:: Lesetext ::

In einem kleinen Kammerl empfangen mich zwei freundliche junge Frauen, die sichtlich frieren. Im Stehen erledigen Sie mein nicht so völlig unübliches Anliegen, ins Museum gehen zu dürfen, mit handschriftlichen Einträgen in eine Buch, das vor ihnen liegt. Den ICOM Ausweis kennen sie nicht. Sie beraten sich, ohne sachliches Ergebnis, zeigen sich aber großmütig. Ich darf kostenlos rein, nur für die Studiensammlung hätte ich zu zahlen.
Der Raum, in dem wir uns befinden, ist unbeschreiblich. Unaufgeräumt, abweisend, düster, kalt. Der Strom sei ausgefallen. Heuer werde mit einer Renovierung begonnen. Im obersten Stockwerk, leider, denn im untersten liegt die öffentlich zugängliche Schausammlung.
Ich denke mir, nein, warum soll ich mich in ein kaltes, ungemütliches Museum begeben, eins das einen empfängt, als wärs kurz vor dem Zugrundegehen? Ich drehe um, hab ich auch noch nie gemacht. Es gibt besser geheizte, freundlicher empfangende Museen.

:::
:: Gegebenes Material ::

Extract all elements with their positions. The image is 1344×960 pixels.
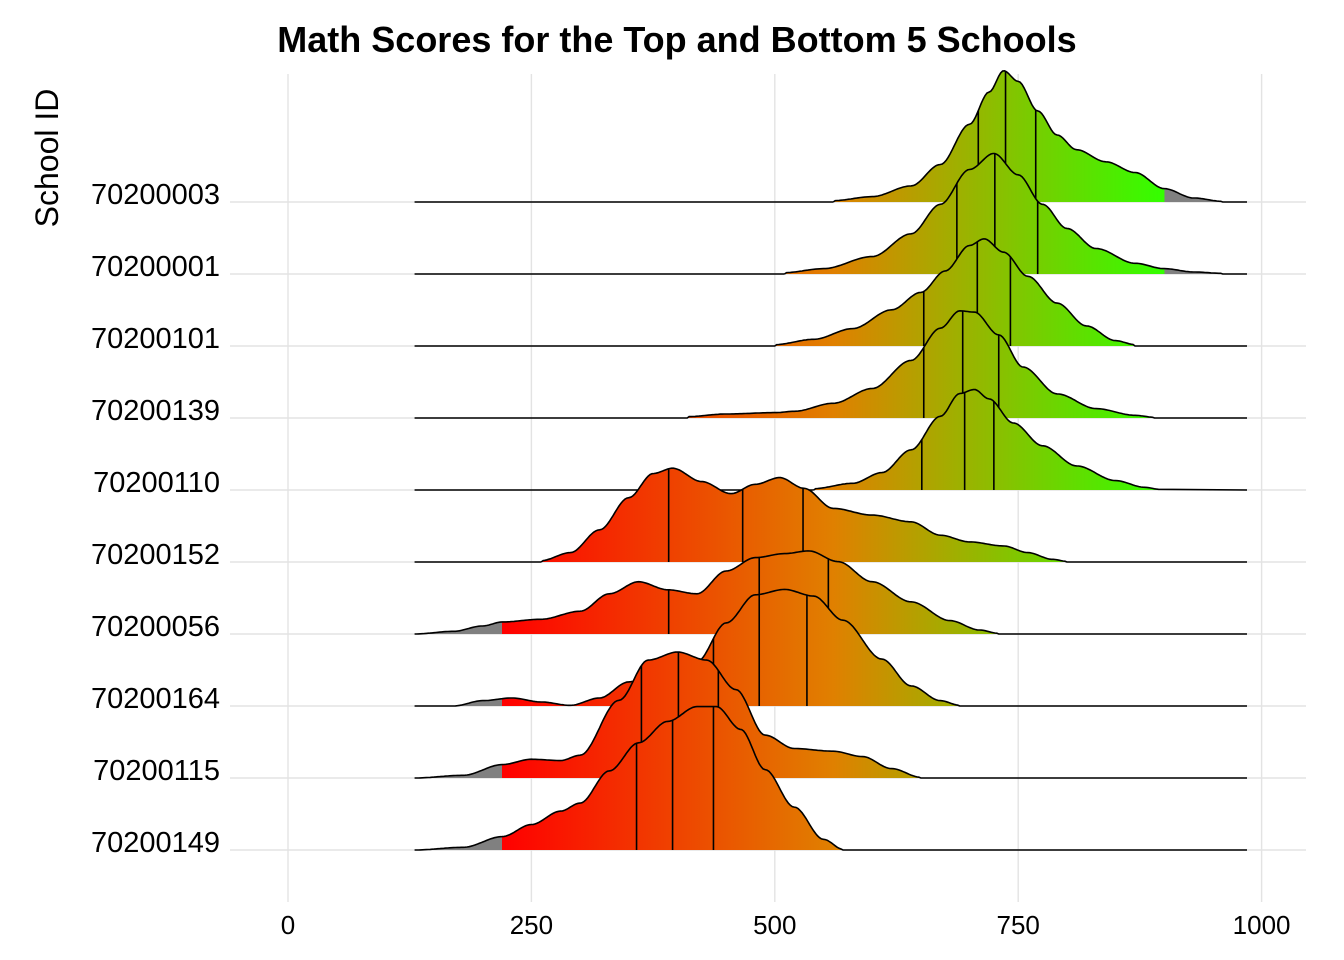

:::

**Deine Aufgabe**
Beantworte bitte diese Fragen zum Lesetext:
(a) Welchen Ausweis kennen die beiden Frauen nicht?
(b) Was ist laut dem Lesetext ausgefallen?
(c) In welchem Stockwerk liegt die öffentlich zugängliche Schausammlung?
Stütze dich ausschließlich auf den Lesetext.

**Lösung zur Aufgabe**
(a) Den ICOM Ausweis.
(b) Der Strom.
(c) Im untersten Stockwerk.